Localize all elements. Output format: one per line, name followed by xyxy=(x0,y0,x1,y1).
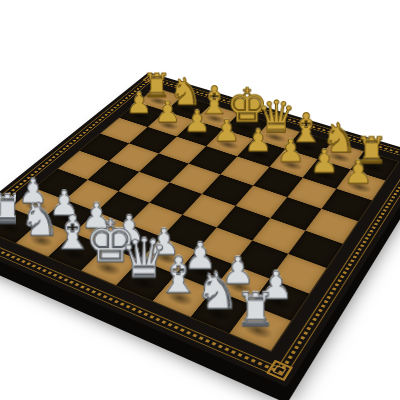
chessboard: ♜♞♝♚♛♝♞♜♟♟♟♟♟♟♟♟♟♟♟♟♟♟♟♟♜♞♝♚♛♝♞♜ xyxy=(0,72,400,387)
piece-shadow xyxy=(58,245,91,264)
piece-shadow xyxy=(201,303,236,325)
piece-shadow xyxy=(25,232,57,250)
piece-shadow xyxy=(163,288,197,309)
piece-shadow xyxy=(126,273,160,293)
piece-shadow xyxy=(91,259,124,279)
piece-shadow xyxy=(0,219,26,237)
piece-shadow xyxy=(82,222,113,240)
perspective-scene: ♜♞♝♚♛♝♞♜♟♟♟♟♟♟♟♟♟♟♟♟♟♟♟♟♜♞♝♚♛♝♞♜ xyxy=(0,0,400,400)
piece-shadow xyxy=(240,319,276,342)
product-photo-stage: ♜♞♝♚♛♝♞♜♟♟♟♟♟♟♟♟♟♟♟♟♟♟♟♟♜♞♝♚♛♝♞♜ xyxy=(0,0,400,400)
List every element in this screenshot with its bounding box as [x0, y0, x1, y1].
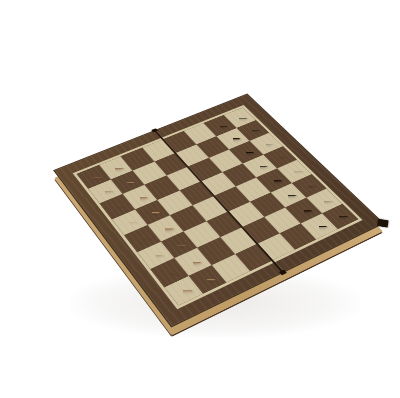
board-frame: ♜♟♟♜♞♟♟♞♝♟♟♝♛♟♟♛♚♟♟♚♝♟♟♝♞♟♟♞♜♟♟♜	[53, 93, 384, 327]
board-grid: ♜♟♟♜♞♟♟♞♝♟♟♝♛♟♟♛♚♟♟♚♝♟♟♝♞♟♟♞♜♟♟♜	[73, 105, 363, 309]
scene: ♜♟♟♜♞♟♟♞♝♟♟♝♛♟♟♛♚♟♟♚♝♟♟♝♞♟♟♞♜♟♟♜	[0, 0, 400, 398]
product-photo-stage: ♜♟♟♜♞♟♟♞♝♟♟♝♛♟♟♛♚♟♟♚♝♟♟♝♞♟♟♞♜♟♟♜	[0, 0, 400, 398]
clasp	[377, 219, 388, 228]
chess-board: ♜♟♟♜♞♟♟♞♝♟♟♝♛♟♟♛♚♟♟♚♝♟♟♝♞♟♟♞♜♟♟♜	[53, 93, 384, 327]
square-h1: ♜	[164, 276, 203, 306]
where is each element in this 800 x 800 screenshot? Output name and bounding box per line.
..............................
To do = From the lines above, extract each one that contains the word "Output" and copy it unchanged.

Solution for this task =
Localize all elements. Output format: one per line, name followed by xyxy=(x0,y0,x1,y1).
where is each element in this 800 x 800 screenshot? Output name and bounding box per line.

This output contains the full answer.